- Directive
Extract the records below word for word and ignore the images.

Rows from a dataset

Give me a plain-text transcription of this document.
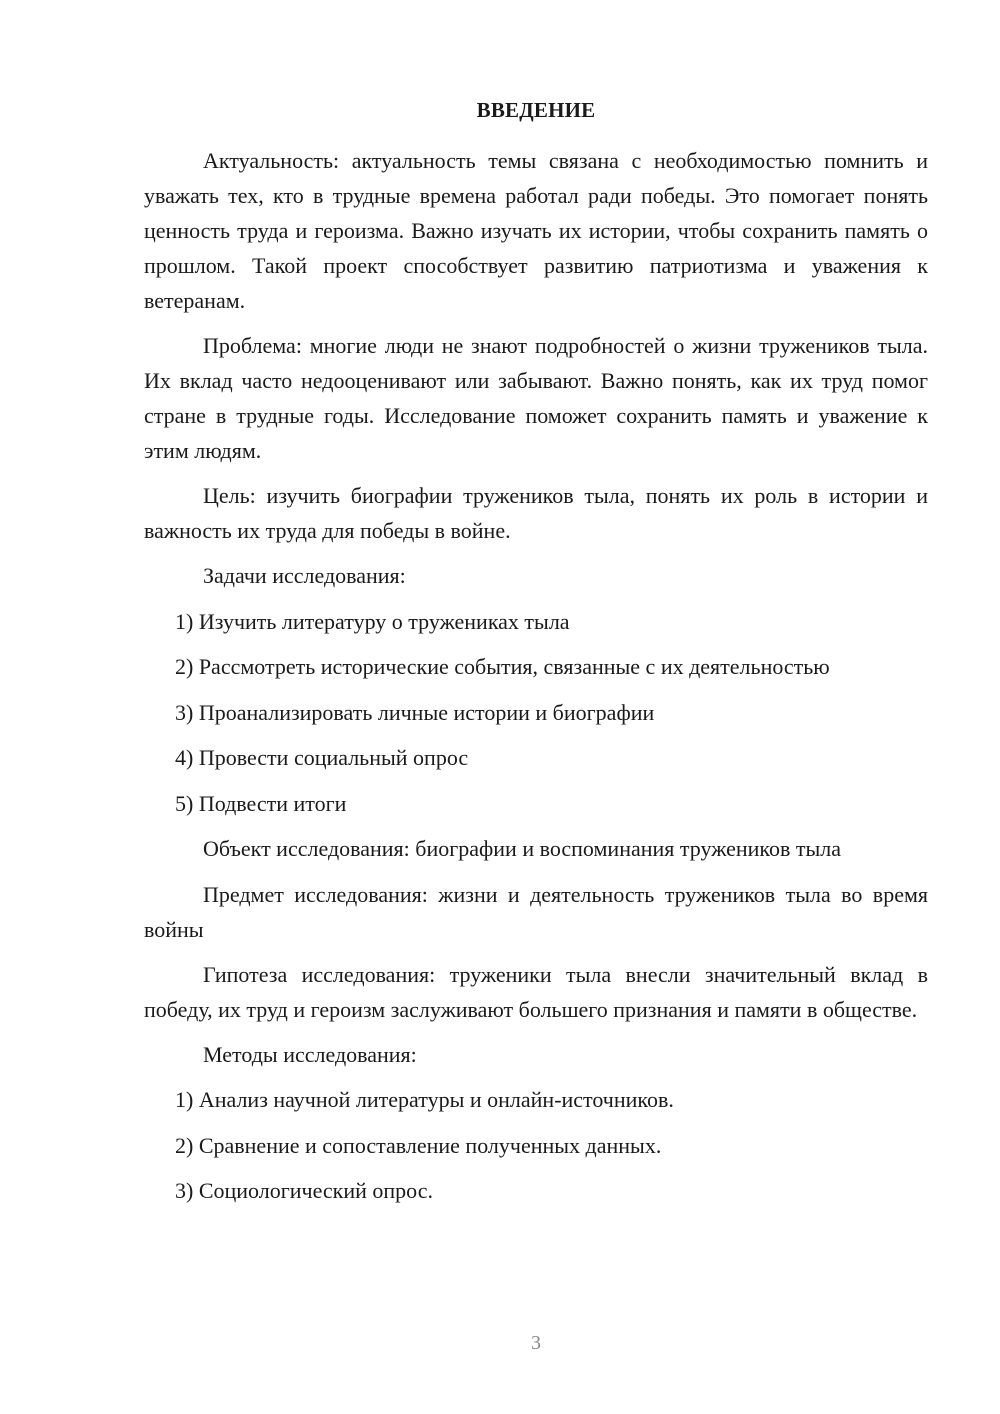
ВВЕДЕНИЕ

Актуальность: актуальность темы связана с необходимостью помнить и уважать тех, кто в трудные времена работал ради победы. Это помогает понять ценность труда и героизма. Важно изучать их истории, чтобы сохранить память о прошлом. Такой проект способствует развитию патриотизма и уважения к ветеранам.

Проблема: многие люди не знают подробностей о жизни тружеников тыла. Их вклад часто недооценивают или забывают. Важно понять, как их труд помог стране в трудные годы. Исследование поможет сохранить память и уважение к этим людям.

Цель: изучить биографии тружеников тыла, понять их роль в истории и важность их труда для победы в войне.

Задачи исследования:
1) Изучить литературу о тружениках тыла
2) Рассмотреть исторические события, связанные с их деятельностью
3) Проанализировать личные истории и биографии
4) Провести социальный опрос
5) Подвести итоги
Объект исследования: биографии и воспоминания тружеников тыла

Предмет исследования: жизни и деятельность тружеников тыла во время войны

Гипотеза исследования: труженики тыла внесли значительный вклад в победу, их труд и героизм заслуживают большего признания и памяти в обществе.

Методы исследования:
1) Анализ научной литературы и онлайн-источников.
2) Сравнение и сопоставление полученных данных.
3) Социологический опрос.
3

- Answer to the problem
Give me a plain-text transcription of this document.
ВВЕДЕНИЕ

Актуальность: актуальность темы связана с необходимостью помнить и уважать тех, кто в трудные времена работал ради победы. Это помогает понять ценность труда и героизма. Важно изучать их истории, чтобы сохранить память о прошлом. Такой проект способствует развитию патриотизма и уважения к ветеранам.

Проблема: многие люди не знают подробностей о жизни тружеников тыла. Их вклад часто недооценивают или забывают. Важно понять, как их труд помог стране в трудные годы. Исследование поможет сохранить память и уважение к этим людям.

Цель: изучить биографии тружеников тыла, понять их роль в истории и важность их труда для победы в войне.

Задачи исследования:
1) Изучить литературу о тружениках тыла
2) Рассмотреть исторические события, связанные с их деятельностью
3) Проанализировать личные истории и биографии
4) Провести социальный опрос
5) Подвести итоги
Объект исследования: биографии и воспоминания тружеников тыла

Предмет исследования: жизни и деятельность тружеников тыла во время войны

Гипотеза исследования: труженики тыла внесли значительный вклад в победу, их труд и героизм заслуживают большего признания и памяти в обществе.

Методы исследования:
1) Анализ научной литературы и онлайн-источников.
2) Сравнение и сопоставление полученных данных.
3) Социологический опрос.
3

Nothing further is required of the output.